▶ [GIVEN PASSAGE]:
We understand the engineering constraints that affect the development of cancer cures even less well than that.
You’re absolutely right that, in that state of ignorance, we can’t say what’s safe and what’s not.
You seem to be assuming that that state of ignorance is something we can’t do anything about, an inherent limitation of the universe and the human condition… that the engineering constraints affecting the maximum rates of self-optimization of a particular algorithm on a particular platform are and will always be a mystery.
If that’s true, then sure, there’s never a safe threshold we can rely on.
I don’t really see why that would be true, though. It’s a hard problem, certainly, but it’s an engineering problem. If understanding the engineering constraints that govern rates of algorithm self-optimization is possible (that is, if it’s not some kind of ineluctable Mystery) and if that would let us predict reliably the maximum safe running time of a potentially self-optimizing algorithm, it seems like that would be a useful direction for further research.
No, no, no. We probably can do something about it. I just assume that it will be more complicated than “make an estimate that complexity C will take time T, and then run a simulation for time S<T”; especially if we have no clue at all what the word ‘complexity’ means, despite pretending that it is a value we can somehow measure on a linear scale.
First step, we must somehow understand what “self-improvement” means and how to measure it. Even this idea can be confused, so we need to get a better understanding. Only then it makes sense to plan the second step. Or maybe I’m even confused about this all.
The only part I feel sure about is that we should first understand what self-improvement is, and only then we can try to measure it, and only then we can attempt to use some self-improvement treshold as a safety mechanism in an AI simulator.

▶ [STUDY QUESTIONS]:
1 > Answer these questions from the thread:
(a) What kind of problem does the first writer call understanding the constraints on rates of self-optimization?
(b) According to the reply, what do we pretend about complexity?
(c) What does the reply name as the first step?
2 > In the thread, why does the first writer think studying the engineering constraints on algorithm self-optimization would be a useful direction for research?
3 > Copy the thread word for word from "First step, we" to "about this all.".

▶ [DATASET EXCERPTS]:
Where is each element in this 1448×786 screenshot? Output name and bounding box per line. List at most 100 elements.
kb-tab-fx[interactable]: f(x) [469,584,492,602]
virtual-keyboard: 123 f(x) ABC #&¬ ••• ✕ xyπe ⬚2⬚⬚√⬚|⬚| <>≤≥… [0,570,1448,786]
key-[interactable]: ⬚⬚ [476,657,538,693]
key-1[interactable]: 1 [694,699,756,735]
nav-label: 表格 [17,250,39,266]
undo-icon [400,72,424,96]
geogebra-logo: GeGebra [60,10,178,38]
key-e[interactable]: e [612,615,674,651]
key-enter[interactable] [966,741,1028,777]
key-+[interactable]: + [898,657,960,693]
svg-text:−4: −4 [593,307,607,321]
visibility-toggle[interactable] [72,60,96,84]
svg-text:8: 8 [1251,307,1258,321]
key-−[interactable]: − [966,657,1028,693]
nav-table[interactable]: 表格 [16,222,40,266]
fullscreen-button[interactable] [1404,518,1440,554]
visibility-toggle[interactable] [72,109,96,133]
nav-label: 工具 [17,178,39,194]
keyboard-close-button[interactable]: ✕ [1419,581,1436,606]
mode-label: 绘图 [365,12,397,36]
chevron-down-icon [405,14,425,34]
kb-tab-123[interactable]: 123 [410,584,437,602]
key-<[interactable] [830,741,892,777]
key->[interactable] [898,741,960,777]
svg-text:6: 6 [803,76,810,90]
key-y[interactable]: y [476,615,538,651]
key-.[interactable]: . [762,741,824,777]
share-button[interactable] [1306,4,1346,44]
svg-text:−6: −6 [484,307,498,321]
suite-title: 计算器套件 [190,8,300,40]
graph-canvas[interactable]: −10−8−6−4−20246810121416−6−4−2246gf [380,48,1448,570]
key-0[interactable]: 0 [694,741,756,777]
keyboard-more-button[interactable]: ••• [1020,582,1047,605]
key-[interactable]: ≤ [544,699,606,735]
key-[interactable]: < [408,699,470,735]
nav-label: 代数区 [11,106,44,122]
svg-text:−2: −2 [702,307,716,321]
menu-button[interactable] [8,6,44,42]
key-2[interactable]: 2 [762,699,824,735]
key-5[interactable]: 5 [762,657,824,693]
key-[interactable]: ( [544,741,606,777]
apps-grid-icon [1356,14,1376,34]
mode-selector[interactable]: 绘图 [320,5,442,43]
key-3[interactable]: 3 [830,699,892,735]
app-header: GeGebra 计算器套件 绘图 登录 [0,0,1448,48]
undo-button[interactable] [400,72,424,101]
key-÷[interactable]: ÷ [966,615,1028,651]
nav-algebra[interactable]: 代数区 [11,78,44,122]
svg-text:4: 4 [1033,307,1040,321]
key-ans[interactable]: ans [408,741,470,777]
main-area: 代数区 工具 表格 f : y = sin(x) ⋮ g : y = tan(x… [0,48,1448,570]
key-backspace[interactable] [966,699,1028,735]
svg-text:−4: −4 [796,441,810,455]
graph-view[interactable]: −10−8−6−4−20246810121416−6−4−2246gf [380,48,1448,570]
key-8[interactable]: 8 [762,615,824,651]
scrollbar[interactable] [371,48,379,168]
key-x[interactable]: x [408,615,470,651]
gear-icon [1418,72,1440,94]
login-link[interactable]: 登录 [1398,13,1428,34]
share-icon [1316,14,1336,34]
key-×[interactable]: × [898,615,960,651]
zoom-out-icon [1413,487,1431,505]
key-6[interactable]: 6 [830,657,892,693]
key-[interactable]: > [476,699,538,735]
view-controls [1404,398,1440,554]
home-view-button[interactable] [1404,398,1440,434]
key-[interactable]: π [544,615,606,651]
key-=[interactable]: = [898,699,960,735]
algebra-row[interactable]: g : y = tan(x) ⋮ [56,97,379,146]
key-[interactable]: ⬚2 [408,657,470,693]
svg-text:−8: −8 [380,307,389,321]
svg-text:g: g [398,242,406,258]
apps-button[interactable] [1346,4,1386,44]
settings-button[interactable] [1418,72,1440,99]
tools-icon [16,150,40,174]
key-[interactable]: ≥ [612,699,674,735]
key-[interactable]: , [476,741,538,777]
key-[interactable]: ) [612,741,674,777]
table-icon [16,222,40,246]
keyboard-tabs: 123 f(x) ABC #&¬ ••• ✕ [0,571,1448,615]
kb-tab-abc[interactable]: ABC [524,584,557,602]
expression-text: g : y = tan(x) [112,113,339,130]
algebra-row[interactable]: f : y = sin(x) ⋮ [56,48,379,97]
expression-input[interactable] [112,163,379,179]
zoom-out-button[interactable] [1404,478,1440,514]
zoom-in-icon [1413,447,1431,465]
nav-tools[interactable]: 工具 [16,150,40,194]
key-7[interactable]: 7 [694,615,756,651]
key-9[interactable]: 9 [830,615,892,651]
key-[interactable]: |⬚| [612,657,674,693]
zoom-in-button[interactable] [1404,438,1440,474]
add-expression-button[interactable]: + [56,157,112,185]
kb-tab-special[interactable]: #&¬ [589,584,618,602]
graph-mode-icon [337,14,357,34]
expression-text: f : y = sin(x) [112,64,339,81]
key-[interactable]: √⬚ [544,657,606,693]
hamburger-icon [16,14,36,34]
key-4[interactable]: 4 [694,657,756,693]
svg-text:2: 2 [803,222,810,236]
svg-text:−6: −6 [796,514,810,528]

▶ [ANSWERS BY TASK]:
1 >
(a) An engineering problem, and a hard one.
(b) That it is a value we can somehow measure on a linear scale.
(c) Understanding what "self-improvement" means and how to measure it.

2 > If those constraints can be understood at all, that understanding might let us reliably predict the maximum safe running time of an algorithm that could optimize itself. That would provide a safe threshold to rely on.

3 >
First step, we must somehow understand what “self-improvement” means and how to measure it. Even this idea can be confused, so we need to get a better understanding. Only then it makes sense to plan the second step. Or maybe I’m even confused about this all.